Exercise details: Say only how many lines contain the word "retro".

──────── Data shown ────────

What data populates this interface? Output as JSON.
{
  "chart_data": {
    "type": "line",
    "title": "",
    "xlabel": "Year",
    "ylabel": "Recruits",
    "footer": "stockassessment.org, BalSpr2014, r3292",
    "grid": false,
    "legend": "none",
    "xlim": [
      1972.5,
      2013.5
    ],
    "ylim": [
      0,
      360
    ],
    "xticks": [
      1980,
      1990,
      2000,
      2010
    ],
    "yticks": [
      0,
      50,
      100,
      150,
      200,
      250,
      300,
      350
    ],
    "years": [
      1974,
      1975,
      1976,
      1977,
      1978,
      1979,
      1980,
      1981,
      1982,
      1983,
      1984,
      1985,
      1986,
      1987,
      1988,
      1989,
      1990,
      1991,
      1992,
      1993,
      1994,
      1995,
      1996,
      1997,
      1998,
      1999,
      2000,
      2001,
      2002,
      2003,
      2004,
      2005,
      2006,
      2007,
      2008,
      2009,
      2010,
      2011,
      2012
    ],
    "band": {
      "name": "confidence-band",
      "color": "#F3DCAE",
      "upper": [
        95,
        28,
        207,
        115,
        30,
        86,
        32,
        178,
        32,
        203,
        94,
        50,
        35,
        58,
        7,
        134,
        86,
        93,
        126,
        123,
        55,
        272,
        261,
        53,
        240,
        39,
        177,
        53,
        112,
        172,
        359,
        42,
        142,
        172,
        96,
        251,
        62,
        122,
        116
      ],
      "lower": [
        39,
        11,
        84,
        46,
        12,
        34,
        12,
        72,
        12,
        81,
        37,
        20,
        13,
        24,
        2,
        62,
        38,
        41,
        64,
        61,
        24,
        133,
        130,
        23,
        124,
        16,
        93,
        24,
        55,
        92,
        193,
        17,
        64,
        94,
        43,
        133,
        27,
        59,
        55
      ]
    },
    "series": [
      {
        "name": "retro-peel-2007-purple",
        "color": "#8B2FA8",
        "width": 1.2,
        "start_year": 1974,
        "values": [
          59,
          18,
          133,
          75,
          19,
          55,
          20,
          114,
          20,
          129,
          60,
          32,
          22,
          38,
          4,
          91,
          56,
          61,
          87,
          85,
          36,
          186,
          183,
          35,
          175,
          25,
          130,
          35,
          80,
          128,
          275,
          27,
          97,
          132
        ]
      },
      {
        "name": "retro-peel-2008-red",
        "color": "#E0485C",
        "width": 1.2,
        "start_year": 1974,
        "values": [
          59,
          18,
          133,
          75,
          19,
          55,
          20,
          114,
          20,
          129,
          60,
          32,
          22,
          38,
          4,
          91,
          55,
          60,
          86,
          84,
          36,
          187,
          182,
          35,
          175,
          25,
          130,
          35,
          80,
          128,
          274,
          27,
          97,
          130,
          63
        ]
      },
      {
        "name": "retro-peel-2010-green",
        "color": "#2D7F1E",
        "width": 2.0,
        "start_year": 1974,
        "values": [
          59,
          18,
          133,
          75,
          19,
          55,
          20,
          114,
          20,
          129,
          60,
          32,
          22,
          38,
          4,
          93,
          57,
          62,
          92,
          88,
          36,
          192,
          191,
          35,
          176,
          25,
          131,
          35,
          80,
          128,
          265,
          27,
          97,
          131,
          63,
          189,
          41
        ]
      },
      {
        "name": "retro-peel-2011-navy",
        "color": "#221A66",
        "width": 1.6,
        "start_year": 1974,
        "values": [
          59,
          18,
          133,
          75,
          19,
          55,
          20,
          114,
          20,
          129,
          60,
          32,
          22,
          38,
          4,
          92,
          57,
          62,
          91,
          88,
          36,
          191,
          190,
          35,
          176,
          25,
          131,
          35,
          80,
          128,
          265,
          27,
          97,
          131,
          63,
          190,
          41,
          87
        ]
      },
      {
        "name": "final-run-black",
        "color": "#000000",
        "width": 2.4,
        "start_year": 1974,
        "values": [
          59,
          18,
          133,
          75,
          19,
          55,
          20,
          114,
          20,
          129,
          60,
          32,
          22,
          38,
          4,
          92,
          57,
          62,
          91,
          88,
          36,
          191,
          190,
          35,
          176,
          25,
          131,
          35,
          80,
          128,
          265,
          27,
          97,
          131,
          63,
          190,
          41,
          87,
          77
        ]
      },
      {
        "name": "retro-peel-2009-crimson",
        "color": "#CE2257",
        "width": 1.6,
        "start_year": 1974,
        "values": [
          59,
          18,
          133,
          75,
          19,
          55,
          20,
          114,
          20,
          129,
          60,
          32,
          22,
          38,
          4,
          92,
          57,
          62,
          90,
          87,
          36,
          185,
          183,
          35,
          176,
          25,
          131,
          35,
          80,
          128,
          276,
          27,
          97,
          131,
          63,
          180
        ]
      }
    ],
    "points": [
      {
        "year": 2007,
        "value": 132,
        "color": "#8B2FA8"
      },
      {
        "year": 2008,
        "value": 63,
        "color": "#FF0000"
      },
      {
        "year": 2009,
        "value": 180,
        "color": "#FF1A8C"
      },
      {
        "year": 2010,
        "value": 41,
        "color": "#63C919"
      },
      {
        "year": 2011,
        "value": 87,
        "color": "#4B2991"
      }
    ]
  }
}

────────

Exercise result: 5